Given instruction: Out of all the lines below, count those with the word "this". Give the number only.

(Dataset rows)
** START **
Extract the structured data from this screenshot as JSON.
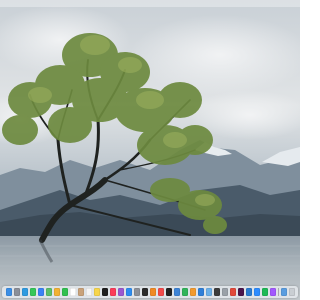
{
  "desktop": {
    "wallpaper": "lone-tree-in-lake",
    "dock": {
      "apps": [
        {
          "icon": "finder-icon",
          "color": "#3a8ee6"
        },
        {
          "icon": "launchpad-icon",
          "color": "#8a8f99"
        },
        {
          "icon": "safari-icon",
          "color": "#2f9ae0"
        },
        {
          "icon": "messages-icon",
          "color": "#35c759"
        },
        {
          "icon": "mail-icon",
          "color": "#3b82f6"
        },
        {
          "icon": "maps-icon",
          "color": "#5bbf6a"
        },
        {
          "icon": "photos-icon",
          "color": "#f2b233"
        },
        {
          "icon": "facetime-icon",
          "color": "#30c04f"
        },
        {
          "icon": "calendar-icon",
          "color": "#ffffff"
        },
        {
          "icon": "contacts-icon",
          "color": "#c9a27a"
        },
        {
          "icon": "reminders-icon",
          "color": "#f5f5f5"
        },
        {
          "icon": "notes-icon",
          "color": "#f7d54a"
        },
        {
          "icon": "tv-icon",
          "color": "#1f1f1f"
        },
        {
          "icon": "music-icon",
          "color": "#fb3c5a"
        },
        {
          "icon": "podcasts-icon",
          "color": "#9b59d0"
        },
        {
          "icon": "app-store-icon",
          "color": "#2d8cf0"
        },
        {
          "icon": "settings-icon",
          "color": "#8d9199"
        },
        {
          "icon": "terminal-icon",
          "color": "#2b2b2b"
        },
        {
          "icon": "books-icon",
          "color": "#f08a24"
        },
        {
          "icon": "news-icon",
          "color": "#f24b4b"
        },
        {
          "icon": "stocks-icon",
          "color": "#222222"
        },
        {
          "icon": "keynote-icon",
          "color": "#3e84d6"
        },
        {
          "icon": "numbers-icon",
          "color": "#31b45a"
        },
        {
          "icon": "pages-icon",
          "color": "#f29a2e"
        },
        {
          "icon": "xcode-icon",
          "color": "#2f7fd8"
        },
        {
          "icon": "preview-icon",
          "color": "#6cb0e8"
        },
        {
          "icon": "activity-monitor-icon",
          "color": "#3c3c3c"
        },
        {
          "icon": "disk-utility-icon",
          "color": "#9aa1a8"
        },
        {
          "icon": "chrome-icon",
          "color": "#e24a3b"
        },
        {
          "icon": "slack-icon",
          "color": "#4a154b"
        },
        {
          "icon": "vscode-icon",
          "color": "#2a7bd0"
        },
        {
          "icon": "zoom-icon",
          "color": "#2d8cff"
        },
        {
          "icon": "spotify-icon",
          "color": "#1db954"
        },
        {
          "icon": "figma-icon",
          "color": "#a259ff"
        }
      ],
      "extras": [
        {
          "icon": "downloads-icon",
          "color": "#5a9de0"
        },
        {
          "icon": "trash-icon",
          "color": "#c9ced3"
        }
      ]
    }
  }
}
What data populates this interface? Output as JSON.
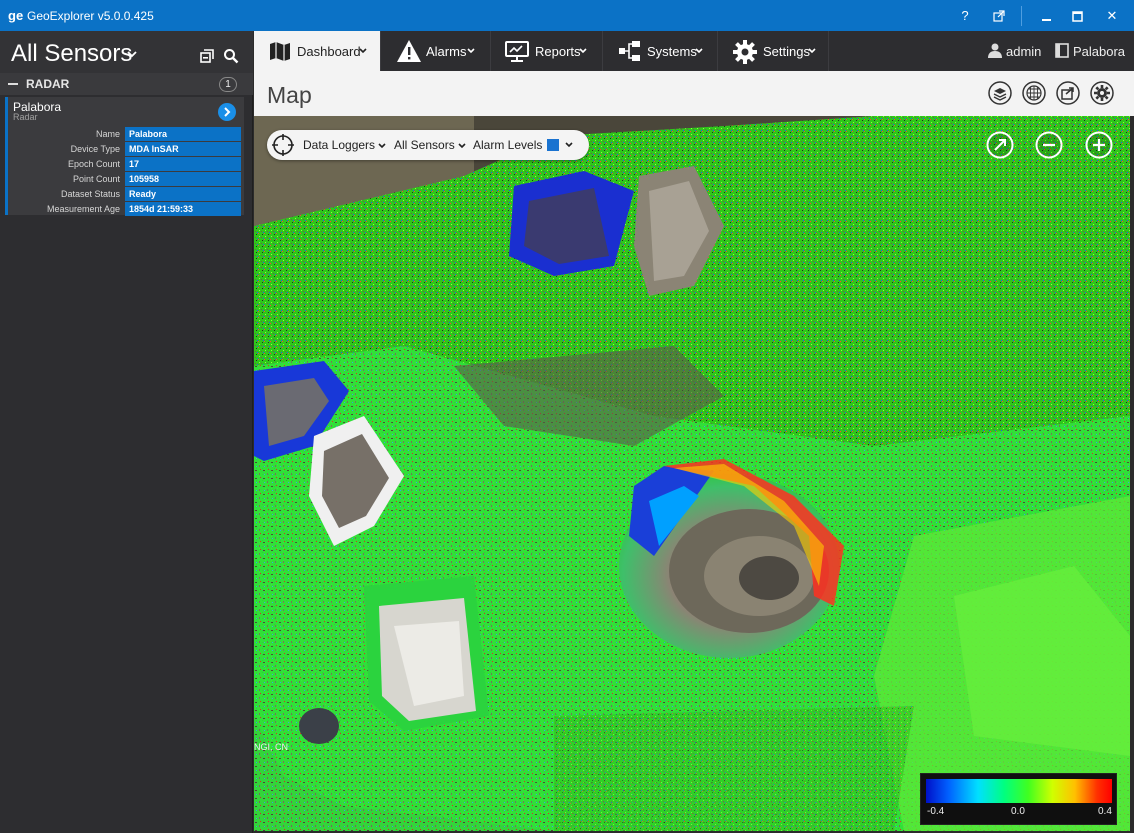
{
  "titlebar": {
    "logo": "ge",
    "title": "GeoExplorer v5.0.0.425",
    "help": "?",
    "popout_icon": "popout-icon",
    "minimize_icon": "minimize-icon",
    "maximize_icon": "maximize-icon",
    "close": "✕"
  },
  "sidebar": {
    "title": "All Sensors",
    "group": {
      "label": "RADAR",
      "count": "1"
    },
    "sensor": {
      "name": "Palabora",
      "type": "Radar",
      "details": [
        {
          "key": "Name",
          "value": "Palabora"
        },
        {
          "key": "Device Type",
          "value": "MDA InSAR"
        },
        {
          "key": "Epoch Count",
          "value": "17"
        },
        {
          "key": "Point Count",
          "value": "105958"
        },
        {
          "key": "Dataset Status",
          "value": "Ready"
        },
        {
          "key": "Measurement Age",
          "value": "1854d 21:59:33"
        }
      ]
    }
  },
  "nav": {
    "items": [
      {
        "label": "Dashboard",
        "icon": "map-icon"
      },
      {
        "label": "Alarms",
        "icon": "warning-icon"
      },
      {
        "label": "Reports",
        "icon": "reports-icon"
      },
      {
        "label": "Systems",
        "icon": "systems-icon"
      },
      {
        "label": "Settings",
        "icon": "gear-icon"
      }
    ],
    "user": "admin",
    "site": "Palabora"
  },
  "page": {
    "title": "Map"
  },
  "map": {
    "toolbar": {
      "data_loggers": "Data Loggers",
      "sensors": "All Sensors",
      "alarm_levels": "Alarm Levels",
      "alarm_color": "#1a73d0"
    },
    "attribution": "NGI, CN",
    "legend": {
      "min": "-0.4",
      "mid": "0.0",
      "max": "0.4"
    }
  }
}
** END **
Task output: 2